(REQUIRED WORK):
List, from the lines below, each one with "ilicitude" in it.

(ENTRIES):

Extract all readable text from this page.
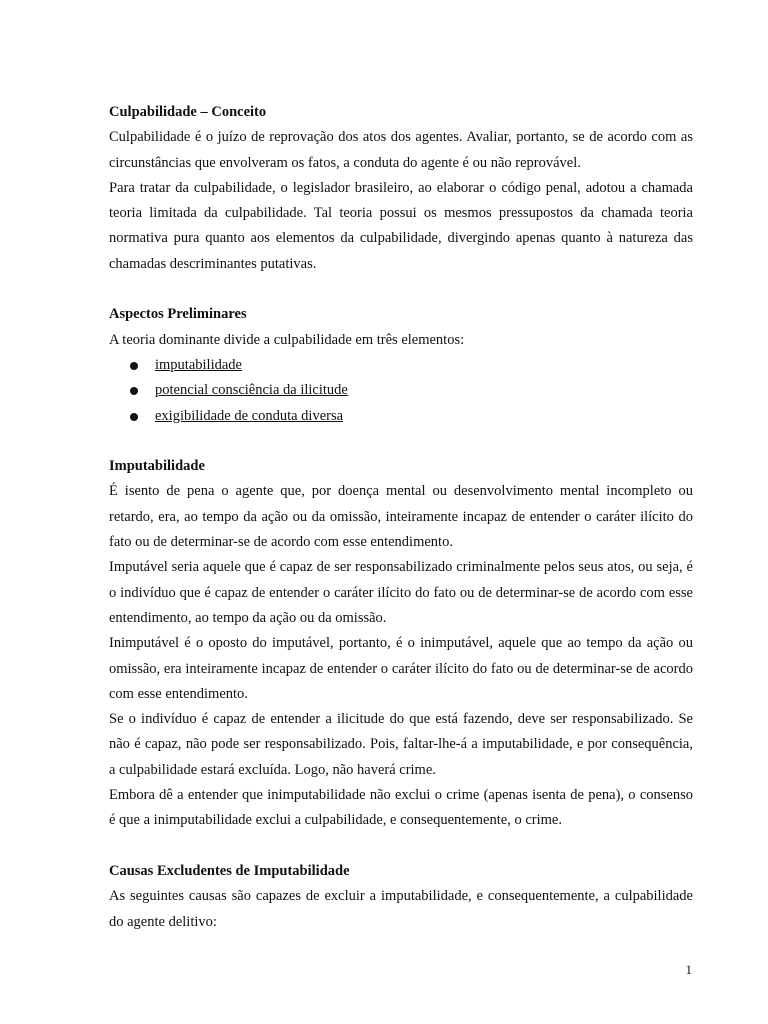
Culpabilidade – Conceito

Culpabilidade é o juízo de reprovação dos atos dos agentes. Avaliar, portanto, se de acordo com as circunstâncias que envolveram os fatos, a conduta do agente é ou não reprovável.

Para tratar da culpabilidade, o legislador brasileiro, ao elaborar o código penal, adotou a chamada teoria limitada da culpabilidade. Tal teoria possui os mesmos pressupostos da chamada teoria normativa pura quanto aos elementos da culpabilidade, divergindo apenas quanto à natureza das chamadas descriminantes putativas.

Aspectos Preliminares

A teoria dominante divide a culpabilidade em três elementos:

imputabilidade
potencial consciência da ilicitude
exigibilidade de conduta diversa

Imputabilidade

É isento de pena o agente que, por doença mental ou desenvolvimento mental incompleto ou retardo, era, ao tempo da ação ou da omissão, inteiramente incapaz de entender o caráter ilícito do fato ou de determinar-se de acordo com esse entendimento.

Imputável seria aquele que é capaz de ser responsabilizado criminalmente pelos seus atos, ou seja, é o indivíduo que é capaz de entender o caráter ilícito do fato ou de determinar-se de acordo com esse entendimento, ao tempo da ação ou da omissão.

Inimputável é o oposto do imputável, portanto, é o inimputável, aquele que ao tempo da ação ou omissão, era inteiramente incapaz de entender o caráter ilícito do fato ou de determinar-se de acordo com esse entendimento.

Se o indivíduo é capaz de entender a ilicitude do que está fazendo, deve ser responsabilizado. Se não é capaz, não pode ser responsabilizado. Pois, faltar-lhe-á a imputabilidade, e por consequência, a culpabilidade estará excluída. Logo, não haverá crime.

Embora dê a entender que inimputabilidade não exclui o crime (apenas isenta de pena), o consenso é que a inimputabilidade exclui a culpabilidade, e consequentemente, o crime.

Causas Excludentes de Imputabilidade

As seguintes causas são capazes de excluir a imputabilidade, e consequentemente, a culpabilidade do agente delitivo:

1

(RESULT FOR THIS EXERCISE):
potencial consciência da ilicitude
Se o indivíduo é capaz de entender a ilicitude do que está fazendo, deve ser responsabilizado. Se não é capaz, não pode ser responsabilizado. Pois, faltar-lhe-á a imputabilidade, e por consequência, a culpabilidade estará excluída. Logo, não haverá crime.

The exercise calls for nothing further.